Exercise prompt
Using the records below, report how many lines hold "screenshot", with no extra text.

Entries

----------------------------------------

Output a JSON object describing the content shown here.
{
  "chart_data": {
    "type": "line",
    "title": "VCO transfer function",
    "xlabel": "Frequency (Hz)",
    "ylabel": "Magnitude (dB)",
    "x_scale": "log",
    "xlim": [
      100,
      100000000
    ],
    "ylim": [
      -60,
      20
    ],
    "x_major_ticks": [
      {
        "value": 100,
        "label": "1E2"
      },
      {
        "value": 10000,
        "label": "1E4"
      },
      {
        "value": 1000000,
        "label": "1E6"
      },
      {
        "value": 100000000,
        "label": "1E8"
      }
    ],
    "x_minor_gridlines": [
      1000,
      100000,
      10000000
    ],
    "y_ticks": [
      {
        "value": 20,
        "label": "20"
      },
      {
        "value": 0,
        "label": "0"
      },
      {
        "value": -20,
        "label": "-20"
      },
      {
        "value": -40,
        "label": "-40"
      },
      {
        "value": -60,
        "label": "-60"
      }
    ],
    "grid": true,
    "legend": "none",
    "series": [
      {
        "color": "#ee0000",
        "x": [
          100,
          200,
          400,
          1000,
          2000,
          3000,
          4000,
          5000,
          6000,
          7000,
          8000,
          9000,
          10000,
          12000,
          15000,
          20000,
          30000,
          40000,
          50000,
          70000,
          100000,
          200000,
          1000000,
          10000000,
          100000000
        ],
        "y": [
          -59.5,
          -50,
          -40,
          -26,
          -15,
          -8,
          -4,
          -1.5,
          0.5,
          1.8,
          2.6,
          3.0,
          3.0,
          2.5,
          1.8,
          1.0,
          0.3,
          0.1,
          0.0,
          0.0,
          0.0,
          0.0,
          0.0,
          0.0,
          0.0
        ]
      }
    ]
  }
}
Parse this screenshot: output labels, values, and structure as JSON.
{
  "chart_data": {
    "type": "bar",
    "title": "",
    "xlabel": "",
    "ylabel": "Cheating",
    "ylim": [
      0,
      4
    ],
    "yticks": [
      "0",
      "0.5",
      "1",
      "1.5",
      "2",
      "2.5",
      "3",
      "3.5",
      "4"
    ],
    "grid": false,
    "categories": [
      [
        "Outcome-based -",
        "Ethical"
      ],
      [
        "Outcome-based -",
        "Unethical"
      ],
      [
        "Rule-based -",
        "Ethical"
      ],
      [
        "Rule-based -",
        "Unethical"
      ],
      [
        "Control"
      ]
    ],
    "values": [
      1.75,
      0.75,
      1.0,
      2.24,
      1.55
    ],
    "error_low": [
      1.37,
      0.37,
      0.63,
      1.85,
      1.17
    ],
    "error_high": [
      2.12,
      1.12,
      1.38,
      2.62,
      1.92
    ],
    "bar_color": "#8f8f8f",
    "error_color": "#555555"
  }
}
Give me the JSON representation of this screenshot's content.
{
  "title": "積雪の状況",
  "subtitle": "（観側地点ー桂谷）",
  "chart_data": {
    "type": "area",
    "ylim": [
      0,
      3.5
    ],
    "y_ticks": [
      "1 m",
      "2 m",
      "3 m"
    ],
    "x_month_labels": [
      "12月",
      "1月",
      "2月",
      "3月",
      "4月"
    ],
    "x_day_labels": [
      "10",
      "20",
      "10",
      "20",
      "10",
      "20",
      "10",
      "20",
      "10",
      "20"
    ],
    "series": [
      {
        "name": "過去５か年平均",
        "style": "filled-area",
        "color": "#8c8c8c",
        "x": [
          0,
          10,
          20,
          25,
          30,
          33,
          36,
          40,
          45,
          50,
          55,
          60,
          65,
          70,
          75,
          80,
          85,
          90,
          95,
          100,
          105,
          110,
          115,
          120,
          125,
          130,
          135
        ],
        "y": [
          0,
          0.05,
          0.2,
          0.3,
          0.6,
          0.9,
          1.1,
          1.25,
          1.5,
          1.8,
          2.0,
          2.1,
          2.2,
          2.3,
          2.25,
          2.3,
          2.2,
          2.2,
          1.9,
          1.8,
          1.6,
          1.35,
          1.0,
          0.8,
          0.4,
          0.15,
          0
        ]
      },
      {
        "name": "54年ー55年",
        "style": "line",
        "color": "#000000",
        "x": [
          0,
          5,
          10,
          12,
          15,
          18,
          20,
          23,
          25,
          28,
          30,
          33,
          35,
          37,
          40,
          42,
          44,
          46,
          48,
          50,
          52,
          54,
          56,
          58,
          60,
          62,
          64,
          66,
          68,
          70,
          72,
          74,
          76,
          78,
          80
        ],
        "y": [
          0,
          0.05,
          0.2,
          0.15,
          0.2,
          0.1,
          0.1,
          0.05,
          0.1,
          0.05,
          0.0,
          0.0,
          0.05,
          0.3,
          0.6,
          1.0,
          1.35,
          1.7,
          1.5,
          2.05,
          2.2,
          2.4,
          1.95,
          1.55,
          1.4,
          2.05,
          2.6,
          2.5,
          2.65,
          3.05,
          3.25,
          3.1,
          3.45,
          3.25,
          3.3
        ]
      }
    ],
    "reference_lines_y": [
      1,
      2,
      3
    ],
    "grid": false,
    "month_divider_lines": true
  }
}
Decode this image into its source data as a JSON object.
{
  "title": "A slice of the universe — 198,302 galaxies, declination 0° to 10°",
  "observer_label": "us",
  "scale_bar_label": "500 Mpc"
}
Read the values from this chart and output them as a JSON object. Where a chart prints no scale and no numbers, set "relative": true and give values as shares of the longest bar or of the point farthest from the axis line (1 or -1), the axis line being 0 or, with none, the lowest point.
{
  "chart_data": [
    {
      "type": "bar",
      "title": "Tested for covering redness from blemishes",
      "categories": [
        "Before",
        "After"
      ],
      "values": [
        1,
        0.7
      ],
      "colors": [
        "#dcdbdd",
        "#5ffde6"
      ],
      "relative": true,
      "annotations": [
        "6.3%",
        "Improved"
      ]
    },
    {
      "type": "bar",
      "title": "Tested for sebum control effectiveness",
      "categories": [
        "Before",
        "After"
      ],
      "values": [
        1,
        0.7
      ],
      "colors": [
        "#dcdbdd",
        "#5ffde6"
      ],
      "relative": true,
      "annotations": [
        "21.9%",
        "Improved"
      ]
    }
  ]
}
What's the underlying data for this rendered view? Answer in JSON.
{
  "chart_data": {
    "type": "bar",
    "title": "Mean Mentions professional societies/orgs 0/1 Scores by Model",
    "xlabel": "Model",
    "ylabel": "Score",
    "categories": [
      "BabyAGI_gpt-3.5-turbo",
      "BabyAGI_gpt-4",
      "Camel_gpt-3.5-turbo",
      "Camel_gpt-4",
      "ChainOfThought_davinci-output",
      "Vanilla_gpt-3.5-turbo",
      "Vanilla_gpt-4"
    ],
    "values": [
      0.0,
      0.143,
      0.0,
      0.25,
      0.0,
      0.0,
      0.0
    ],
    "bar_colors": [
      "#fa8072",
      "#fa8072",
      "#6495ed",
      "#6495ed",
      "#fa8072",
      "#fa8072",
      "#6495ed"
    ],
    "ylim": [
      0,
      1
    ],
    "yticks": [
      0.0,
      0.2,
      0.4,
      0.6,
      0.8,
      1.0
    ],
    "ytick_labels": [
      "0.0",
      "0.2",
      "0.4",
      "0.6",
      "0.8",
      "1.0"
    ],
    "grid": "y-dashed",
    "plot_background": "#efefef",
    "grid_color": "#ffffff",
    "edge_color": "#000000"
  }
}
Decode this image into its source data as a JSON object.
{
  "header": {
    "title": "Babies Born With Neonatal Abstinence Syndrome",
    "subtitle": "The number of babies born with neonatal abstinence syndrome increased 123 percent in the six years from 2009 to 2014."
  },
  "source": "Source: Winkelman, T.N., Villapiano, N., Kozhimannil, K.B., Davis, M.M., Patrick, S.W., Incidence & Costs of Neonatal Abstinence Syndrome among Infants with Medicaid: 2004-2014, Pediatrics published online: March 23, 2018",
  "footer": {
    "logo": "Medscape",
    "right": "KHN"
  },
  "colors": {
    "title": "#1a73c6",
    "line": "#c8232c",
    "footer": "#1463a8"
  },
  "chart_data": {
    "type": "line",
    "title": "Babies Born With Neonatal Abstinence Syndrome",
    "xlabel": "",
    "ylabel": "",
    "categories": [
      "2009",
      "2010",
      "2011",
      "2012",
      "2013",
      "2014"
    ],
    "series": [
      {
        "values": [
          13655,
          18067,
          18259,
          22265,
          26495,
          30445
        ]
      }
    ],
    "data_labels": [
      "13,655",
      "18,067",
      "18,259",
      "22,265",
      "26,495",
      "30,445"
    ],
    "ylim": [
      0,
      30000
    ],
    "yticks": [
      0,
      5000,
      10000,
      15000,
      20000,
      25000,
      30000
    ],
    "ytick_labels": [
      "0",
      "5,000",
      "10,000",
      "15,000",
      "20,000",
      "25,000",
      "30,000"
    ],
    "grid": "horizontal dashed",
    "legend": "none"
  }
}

----------------------------------------

Exercise solution
2